- [Things to do]:
(a) Transcribe everything in the Game Boy register thread from "BIT 1-0: Set" down to "the same time?".
(b) In the Game Boy register thread, list every bit label that opens a paragraph, in the order they appear.

- [Document extract]:
BIT 2: This is set when LY==LYC same is Bit 6. This doesnt request an interupt. Whats the point in having bit 6 when bit 2 is the same?

BIT 1-0: Set for the current mode of the LCD. I dont know how to determine this.


One other thing. As Bit3-6 is all interupts can more than 1 be set at the same time?
Thanks for any help.

 

[Exophase]

yeah thats all that register does. Dunno why it is called a divider though. One of its purposes is to supply a seed for a random number generator. As I found out the hardway with tetris, if you dont implement this then you always get given the block. Which makes the game a bit easy.

It's called a divider because the clock is divided off of the main (4MHz) clock, by 256 to be exact. The timer is divided off the main clock too, but by a configurable amount.

One of the parts of the gameboy system I dont understand fully is the LCD Status register. I honestly dont think it is this that is causing the low compat problems im having but I still want to get it right.

This is how I understand it, I'll take each bit of the register at a time:

BIT 6: LYC=LY Coincidence Interrupt: This bit gets set when LYC == LY. When this bit is set it also sets the BIT 1 in the Interupt Request address (0xFF0F) which signals that an LCD interupt is required. When does this Bit 6 get reset?

BIT 5: OAM Interupt. This is set whenever the mode is set to 2. This also requests an interupt. When does it get reset?

BIT 4: V-Blank interupt. This is set during the entire V-Blank period. The thing I dont understand about this is that there is a seperate interupt for V-Blank so why would the CPU service the V-Blank interupt and then service the LCD interupt for V-Blank? They're the same thing.

BIT 3: H-Blank Interupt. This is set for the duration of H-Blank. Thing is is that there isnt a H-Blank interupt. Or does it mean request an LCD interupt and make sure BIT 3 is set?

- [Dataset extract]:

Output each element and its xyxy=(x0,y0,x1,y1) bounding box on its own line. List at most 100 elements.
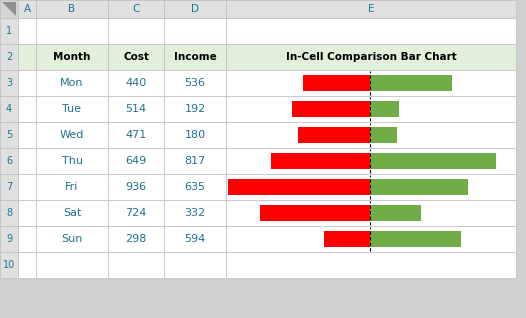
Bar xyxy=(164,96,226,122)
Bar xyxy=(108,226,164,252)
Bar xyxy=(292,101,370,117)
Bar xyxy=(370,153,495,169)
Bar xyxy=(36,200,108,226)
Bar xyxy=(226,226,516,252)
Text: Wed: Wed xyxy=(60,130,84,140)
Bar xyxy=(226,70,516,96)
Bar xyxy=(260,205,370,221)
Text: 594: 594 xyxy=(185,234,206,244)
Bar xyxy=(370,127,397,143)
Bar xyxy=(226,200,516,226)
Bar xyxy=(226,44,516,70)
Text: Income: Income xyxy=(174,52,216,62)
Bar xyxy=(0,252,18,278)
Bar xyxy=(18,96,36,122)
Bar xyxy=(164,252,226,278)
Text: 817: 817 xyxy=(185,156,206,166)
Bar xyxy=(303,75,370,91)
Bar xyxy=(108,122,164,148)
Text: Tue: Tue xyxy=(63,104,82,114)
Bar xyxy=(108,96,164,122)
Text: 332: 332 xyxy=(185,208,206,218)
Text: Fri: Fri xyxy=(65,182,79,192)
Bar xyxy=(164,18,226,44)
Bar xyxy=(0,200,18,226)
Text: E: E xyxy=(368,4,375,14)
Text: 8: 8 xyxy=(6,208,12,218)
Text: 7: 7 xyxy=(6,182,12,192)
Bar xyxy=(228,179,370,195)
Text: 298: 298 xyxy=(125,234,147,244)
Bar xyxy=(108,174,164,200)
Bar xyxy=(108,148,164,174)
Text: D: D xyxy=(191,4,199,14)
Bar xyxy=(370,205,421,221)
Bar xyxy=(108,70,164,96)
Bar xyxy=(226,122,516,148)
Bar xyxy=(108,44,164,70)
Bar xyxy=(0,44,18,70)
Bar xyxy=(164,200,226,226)
Text: 724: 724 xyxy=(125,208,147,218)
Text: 471: 471 xyxy=(125,130,147,140)
Bar xyxy=(0,226,18,252)
Bar xyxy=(164,70,226,96)
Bar xyxy=(36,0,108,18)
Text: Sun: Sun xyxy=(62,234,83,244)
Bar xyxy=(36,70,108,96)
Bar xyxy=(0,18,18,44)
Bar xyxy=(18,122,36,148)
Bar xyxy=(36,122,108,148)
Text: 1: 1 xyxy=(6,26,12,36)
Bar xyxy=(18,70,36,96)
Text: In-Cell Comparison Bar Chart: In-Cell Comparison Bar Chart xyxy=(286,52,457,62)
Bar xyxy=(18,148,36,174)
Text: Mon: Mon xyxy=(60,78,84,88)
Bar xyxy=(370,179,468,195)
Bar xyxy=(0,0,18,18)
Bar xyxy=(18,18,36,44)
Bar xyxy=(36,96,108,122)
Text: 649: 649 xyxy=(125,156,147,166)
Bar xyxy=(0,122,18,148)
Text: 635: 635 xyxy=(185,182,206,192)
Text: 3: 3 xyxy=(6,78,12,88)
Bar xyxy=(164,148,226,174)
Bar xyxy=(0,70,18,96)
Bar xyxy=(164,174,226,200)
Bar xyxy=(0,96,18,122)
Text: B: B xyxy=(68,4,76,14)
Text: 936: 936 xyxy=(125,182,147,192)
Bar xyxy=(108,200,164,226)
Text: 5: 5 xyxy=(6,130,12,140)
Polygon shape xyxy=(2,2,16,16)
Text: 514: 514 xyxy=(125,104,147,114)
Text: C: C xyxy=(133,4,140,14)
Bar xyxy=(370,231,461,247)
Bar xyxy=(108,0,164,18)
Text: A: A xyxy=(24,4,31,14)
Text: Cost: Cost xyxy=(123,52,149,62)
Text: 4: 4 xyxy=(6,104,12,114)
Bar xyxy=(108,18,164,44)
Bar xyxy=(226,174,516,200)
Bar xyxy=(36,18,108,44)
Text: Thu: Thu xyxy=(62,156,83,166)
Text: Sat: Sat xyxy=(63,208,81,218)
Bar xyxy=(36,44,108,70)
Bar xyxy=(108,252,164,278)
Text: 536: 536 xyxy=(185,78,206,88)
Text: 440: 440 xyxy=(125,78,147,88)
Bar xyxy=(226,0,516,18)
Bar xyxy=(18,226,36,252)
Text: 6: 6 xyxy=(6,156,12,166)
Bar xyxy=(226,148,516,174)
Bar xyxy=(36,174,108,200)
Text: 192: 192 xyxy=(185,104,206,114)
Bar xyxy=(370,75,452,91)
Text: 10: 10 xyxy=(3,260,15,270)
Bar xyxy=(226,18,516,44)
Bar xyxy=(18,0,36,18)
Bar xyxy=(164,0,226,18)
Bar xyxy=(36,226,108,252)
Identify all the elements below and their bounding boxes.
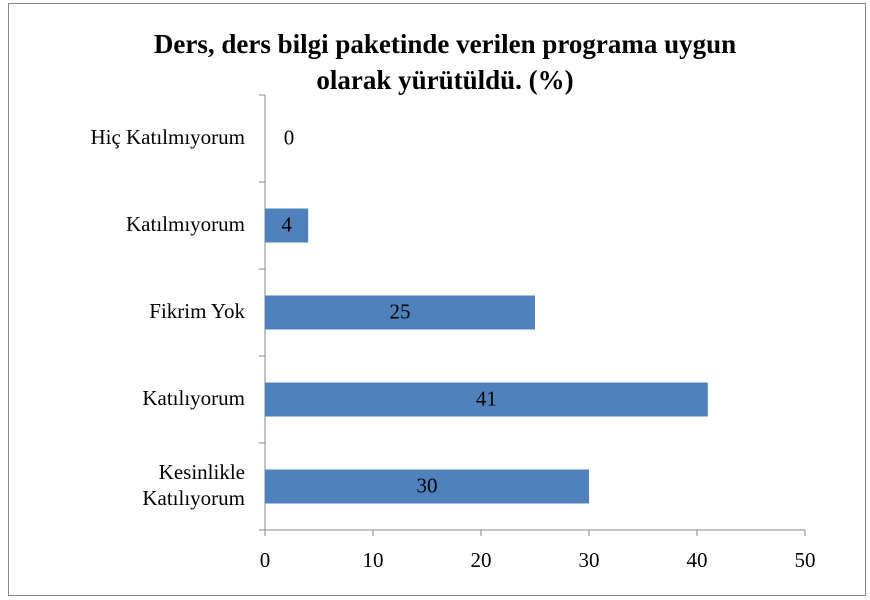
data-label: 25 (390, 299, 411, 323)
chart-title: Ders, ders bilgi paketinde verilen progr… (153, 29, 737, 95)
x-tick-label: 10 (363, 548, 384, 572)
bar (265, 469, 589, 504)
data-label: 41 (476, 386, 497, 410)
data-label: 0 (284, 125, 295, 149)
x-tick-label: 30 (579, 548, 600, 572)
y-tick-label: Katılıyorum (142, 385, 245, 410)
data-label: 4 (281, 212, 292, 236)
y-tick-label: Kesinlikle Katılıyorum (142, 459, 245, 510)
data-label: 30 (417, 473, 438, 497)
x-tick-label: 20 (471, 548, 492, 572)
bar (265, 382, 708, 417)
bar (265, 295, 535, 330)
x-tick-label: 50 (795, 548, 816, 572)
y-tick-label: Fikrim Yok (149, 298, 245, 323)
bar (265, 208, 309, 243)
y-tick-label: Hiç Katılmıyorum (90, 124, 245, 149)
x-tick-label: 0 (260, 548, 271, 572)
x-tick-label: 40 (687, 548, 708, 572)
y-tick-label: Katılmıyorum (126, 211, 245, 236)
frame (8, 3, 866, 596)
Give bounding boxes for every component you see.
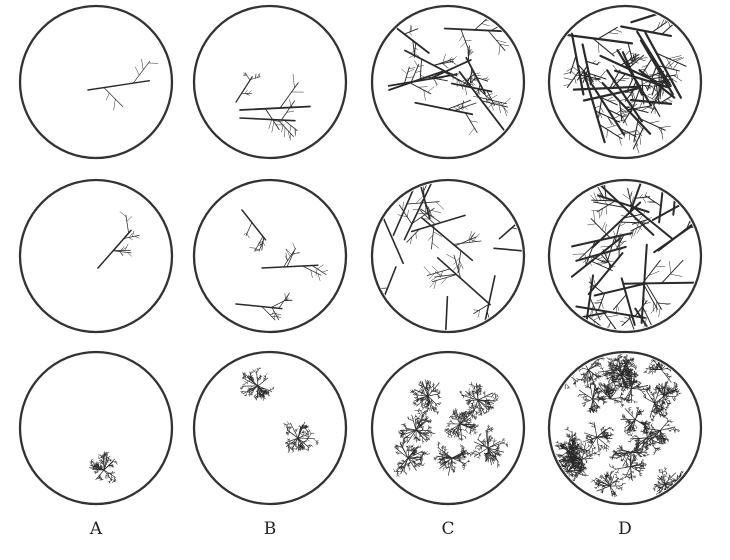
petri-dish-r2-c — [370, 178, 526, 334]
petri-dish-r3-a — [18, 350, 174, 506]
hyphae-growth — [563, 8, 699, 154]
petri-dish-rim — [370, 350, 526, 506]
petri-dish-rim — [192, 350, 348, 506]
petri-dish-r1-b — [192, 4, 348, 160]
petri-dish-r1-c — [370, 4, 526, 160]
column-label-c: C — [441, 519, 455, 539]
column-label-d: D — [618, 519, 632, 539]
petri-dish-r3-b — [192, 350, 348, 506]
hyphae-growth — [87, 58, 159, 111]
petri-dish-rim — [18, 4, 174, 160]
column-label-a: A — [89, 519, 103, 539]
petri-dish-r2-a — [18, 178, 174, 334]
hyphae-growth — [89, 451, 118, 484]
petri-dish-rim — [192, 4, 348, 160]
petri-dish-rim — [370, 178, 526, 334]
petri-dish-rim — [192, 178, 348, 334]
petri-dish-rim — [547, 4, 703, 160]
petri-dish-r3-d — [547, 350, 703, 506]
petri-dish-r2-d — [547, 178, 703, 334]
petri-dish-r2-b — [192, 178, 348, 334]
hyphae-growth — [374, 182, 522, 330]
petri-dish-rim — [18, 178, 174, 334]
column-label-b: B — [263, 519, 277, 539]
petri-dish-r3-c — [370, 350, 526, 506]
petri-dish-rim — [370, 4, 526, 160]
hyphae-growth — [235, 72, 311, 141]
petri-dish-rim — [547, 178, 703, 334]
hyphae-growth — [393, 379, 509, 477]
hyphae-growth — [97, 211, 140, 269]
petri-dish-r1-d — [547, 4, 703, 160]
hyphae-growth — [551, 182, 699, 330]
hyphae-growth — [239, 367, 320, 454]
petri-dish-rim — [547, 350, 703, 506]
hyphae-growth — [387, 14, 517, 136]
petri-dish-r1-a — [18, 4, 174, 160]
hyphae-growth — [235, 209, 329, 321]
petri-dish-rim — [18, 350, 174, 506]
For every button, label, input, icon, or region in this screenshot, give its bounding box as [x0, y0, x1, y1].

- [Completed exercise]:
(a)
BIT 1-0: Set for the current mode of the LCD. I dont know how to determine this.


One other thing. As Bit3-6 is all interupts can more than 1 be set at the same time?

(b)
BIT 2
BIT 1-0
BIT 6
BIT 5
BIT 4
BIT 3